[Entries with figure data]
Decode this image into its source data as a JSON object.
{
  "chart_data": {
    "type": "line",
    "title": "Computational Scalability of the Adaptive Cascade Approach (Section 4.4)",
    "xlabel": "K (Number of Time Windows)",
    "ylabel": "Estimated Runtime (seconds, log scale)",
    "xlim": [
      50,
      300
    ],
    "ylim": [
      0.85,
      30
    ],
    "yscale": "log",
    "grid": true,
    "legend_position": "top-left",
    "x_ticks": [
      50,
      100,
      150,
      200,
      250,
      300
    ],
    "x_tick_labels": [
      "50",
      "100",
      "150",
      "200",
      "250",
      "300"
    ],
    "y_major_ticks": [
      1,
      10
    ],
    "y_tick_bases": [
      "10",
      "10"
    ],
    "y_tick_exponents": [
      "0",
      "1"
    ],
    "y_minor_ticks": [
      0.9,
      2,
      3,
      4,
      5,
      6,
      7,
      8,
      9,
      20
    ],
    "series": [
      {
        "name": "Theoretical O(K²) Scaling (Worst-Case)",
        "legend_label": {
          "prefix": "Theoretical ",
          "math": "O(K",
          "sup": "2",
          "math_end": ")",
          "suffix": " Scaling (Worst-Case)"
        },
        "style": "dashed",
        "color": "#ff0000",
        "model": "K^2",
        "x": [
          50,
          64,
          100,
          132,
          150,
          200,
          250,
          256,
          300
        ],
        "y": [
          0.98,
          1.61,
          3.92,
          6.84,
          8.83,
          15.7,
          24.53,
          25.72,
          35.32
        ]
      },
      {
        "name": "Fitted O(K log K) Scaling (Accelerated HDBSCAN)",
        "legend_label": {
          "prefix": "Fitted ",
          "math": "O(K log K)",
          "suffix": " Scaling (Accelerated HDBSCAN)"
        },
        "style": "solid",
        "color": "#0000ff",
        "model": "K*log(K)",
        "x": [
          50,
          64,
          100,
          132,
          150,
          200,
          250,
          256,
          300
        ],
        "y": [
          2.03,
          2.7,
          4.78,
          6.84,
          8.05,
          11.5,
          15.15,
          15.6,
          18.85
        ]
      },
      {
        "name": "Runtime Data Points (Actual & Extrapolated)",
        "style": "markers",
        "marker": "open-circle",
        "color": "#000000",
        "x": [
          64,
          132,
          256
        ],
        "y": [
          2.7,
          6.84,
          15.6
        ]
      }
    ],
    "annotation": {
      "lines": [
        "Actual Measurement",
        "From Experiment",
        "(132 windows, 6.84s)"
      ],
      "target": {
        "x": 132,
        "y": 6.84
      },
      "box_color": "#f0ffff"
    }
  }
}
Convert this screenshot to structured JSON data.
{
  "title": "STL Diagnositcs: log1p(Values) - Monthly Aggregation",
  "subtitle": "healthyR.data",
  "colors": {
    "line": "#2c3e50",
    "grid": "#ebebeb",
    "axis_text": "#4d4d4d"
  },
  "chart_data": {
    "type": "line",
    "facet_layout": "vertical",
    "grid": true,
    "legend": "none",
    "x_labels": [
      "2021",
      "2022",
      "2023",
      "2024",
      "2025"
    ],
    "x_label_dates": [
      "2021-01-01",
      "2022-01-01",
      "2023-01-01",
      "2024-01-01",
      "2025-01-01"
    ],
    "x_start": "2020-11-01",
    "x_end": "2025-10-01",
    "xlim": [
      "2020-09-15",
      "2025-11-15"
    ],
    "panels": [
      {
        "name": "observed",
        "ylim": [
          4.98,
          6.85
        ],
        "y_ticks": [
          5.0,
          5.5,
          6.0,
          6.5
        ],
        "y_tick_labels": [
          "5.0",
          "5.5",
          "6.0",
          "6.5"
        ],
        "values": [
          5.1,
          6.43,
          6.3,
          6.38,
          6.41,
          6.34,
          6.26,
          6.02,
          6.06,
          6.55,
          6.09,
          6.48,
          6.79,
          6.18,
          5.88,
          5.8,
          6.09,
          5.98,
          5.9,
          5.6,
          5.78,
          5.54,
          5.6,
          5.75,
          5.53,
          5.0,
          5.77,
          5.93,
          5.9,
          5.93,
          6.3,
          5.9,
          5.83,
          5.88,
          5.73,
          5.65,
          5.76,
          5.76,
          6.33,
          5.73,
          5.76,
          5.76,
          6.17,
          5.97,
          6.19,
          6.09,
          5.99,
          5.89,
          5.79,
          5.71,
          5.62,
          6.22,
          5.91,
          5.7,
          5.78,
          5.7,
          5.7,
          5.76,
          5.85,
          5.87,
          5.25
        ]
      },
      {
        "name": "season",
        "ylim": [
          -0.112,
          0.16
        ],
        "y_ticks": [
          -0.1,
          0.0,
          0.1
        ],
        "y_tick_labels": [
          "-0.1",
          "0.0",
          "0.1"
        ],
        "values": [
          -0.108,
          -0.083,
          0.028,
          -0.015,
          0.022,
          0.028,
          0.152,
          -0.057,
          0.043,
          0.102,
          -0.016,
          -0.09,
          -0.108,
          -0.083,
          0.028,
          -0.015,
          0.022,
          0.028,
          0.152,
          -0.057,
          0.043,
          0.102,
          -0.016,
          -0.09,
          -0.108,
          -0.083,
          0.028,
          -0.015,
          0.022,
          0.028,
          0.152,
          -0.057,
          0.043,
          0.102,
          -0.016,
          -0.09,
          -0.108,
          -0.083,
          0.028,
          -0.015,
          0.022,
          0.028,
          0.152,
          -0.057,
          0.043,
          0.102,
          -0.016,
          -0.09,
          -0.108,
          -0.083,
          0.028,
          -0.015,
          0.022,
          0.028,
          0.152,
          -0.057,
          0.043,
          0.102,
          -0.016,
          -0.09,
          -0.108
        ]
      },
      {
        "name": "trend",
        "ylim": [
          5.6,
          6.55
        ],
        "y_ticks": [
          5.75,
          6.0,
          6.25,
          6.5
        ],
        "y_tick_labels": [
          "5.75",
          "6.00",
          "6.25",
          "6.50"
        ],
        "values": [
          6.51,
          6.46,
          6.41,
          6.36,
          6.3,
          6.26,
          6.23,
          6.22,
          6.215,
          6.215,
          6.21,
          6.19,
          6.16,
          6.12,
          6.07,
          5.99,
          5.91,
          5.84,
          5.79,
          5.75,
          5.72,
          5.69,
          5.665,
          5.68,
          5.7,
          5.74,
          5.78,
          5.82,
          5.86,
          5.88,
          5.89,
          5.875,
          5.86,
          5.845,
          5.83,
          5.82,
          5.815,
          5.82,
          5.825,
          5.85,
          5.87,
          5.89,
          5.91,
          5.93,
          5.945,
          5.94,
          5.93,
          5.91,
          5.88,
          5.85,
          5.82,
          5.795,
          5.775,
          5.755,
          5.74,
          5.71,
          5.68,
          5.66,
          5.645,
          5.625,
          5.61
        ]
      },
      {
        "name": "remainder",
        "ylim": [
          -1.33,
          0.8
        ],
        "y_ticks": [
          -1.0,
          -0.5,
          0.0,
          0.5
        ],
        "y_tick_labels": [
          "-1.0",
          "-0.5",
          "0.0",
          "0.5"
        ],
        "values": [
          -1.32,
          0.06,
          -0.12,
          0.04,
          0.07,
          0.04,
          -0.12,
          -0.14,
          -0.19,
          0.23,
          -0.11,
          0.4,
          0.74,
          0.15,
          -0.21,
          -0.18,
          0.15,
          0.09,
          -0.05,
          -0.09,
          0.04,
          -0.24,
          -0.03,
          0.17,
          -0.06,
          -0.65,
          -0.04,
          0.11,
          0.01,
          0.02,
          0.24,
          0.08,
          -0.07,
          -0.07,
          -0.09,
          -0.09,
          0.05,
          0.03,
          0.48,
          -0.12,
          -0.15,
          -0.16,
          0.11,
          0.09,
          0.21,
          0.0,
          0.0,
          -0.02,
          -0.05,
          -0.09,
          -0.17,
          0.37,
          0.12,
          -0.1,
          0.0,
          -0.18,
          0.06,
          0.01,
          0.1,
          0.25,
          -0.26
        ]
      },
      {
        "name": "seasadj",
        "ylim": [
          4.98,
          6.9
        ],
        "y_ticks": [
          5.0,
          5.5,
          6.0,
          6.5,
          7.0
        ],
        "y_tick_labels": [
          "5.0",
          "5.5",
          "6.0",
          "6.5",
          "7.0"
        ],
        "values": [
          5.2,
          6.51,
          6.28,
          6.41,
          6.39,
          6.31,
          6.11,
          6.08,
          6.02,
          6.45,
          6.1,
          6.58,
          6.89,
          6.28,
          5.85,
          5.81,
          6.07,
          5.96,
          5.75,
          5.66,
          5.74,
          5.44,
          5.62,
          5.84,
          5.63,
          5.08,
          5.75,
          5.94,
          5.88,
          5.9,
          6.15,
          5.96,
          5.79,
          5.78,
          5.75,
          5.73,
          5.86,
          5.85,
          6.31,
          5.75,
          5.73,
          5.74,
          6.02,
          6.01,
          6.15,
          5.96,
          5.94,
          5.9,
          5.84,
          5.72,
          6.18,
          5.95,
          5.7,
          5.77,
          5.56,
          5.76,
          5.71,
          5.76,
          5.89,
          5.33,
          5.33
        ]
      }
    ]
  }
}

WHAT TO PRODUCE: Gather from the data above every line with the string "Actual".

OUTPUT:
        "name": "Runtime Data Points (Actual & Extrapolated)",
        "Actual Measurement",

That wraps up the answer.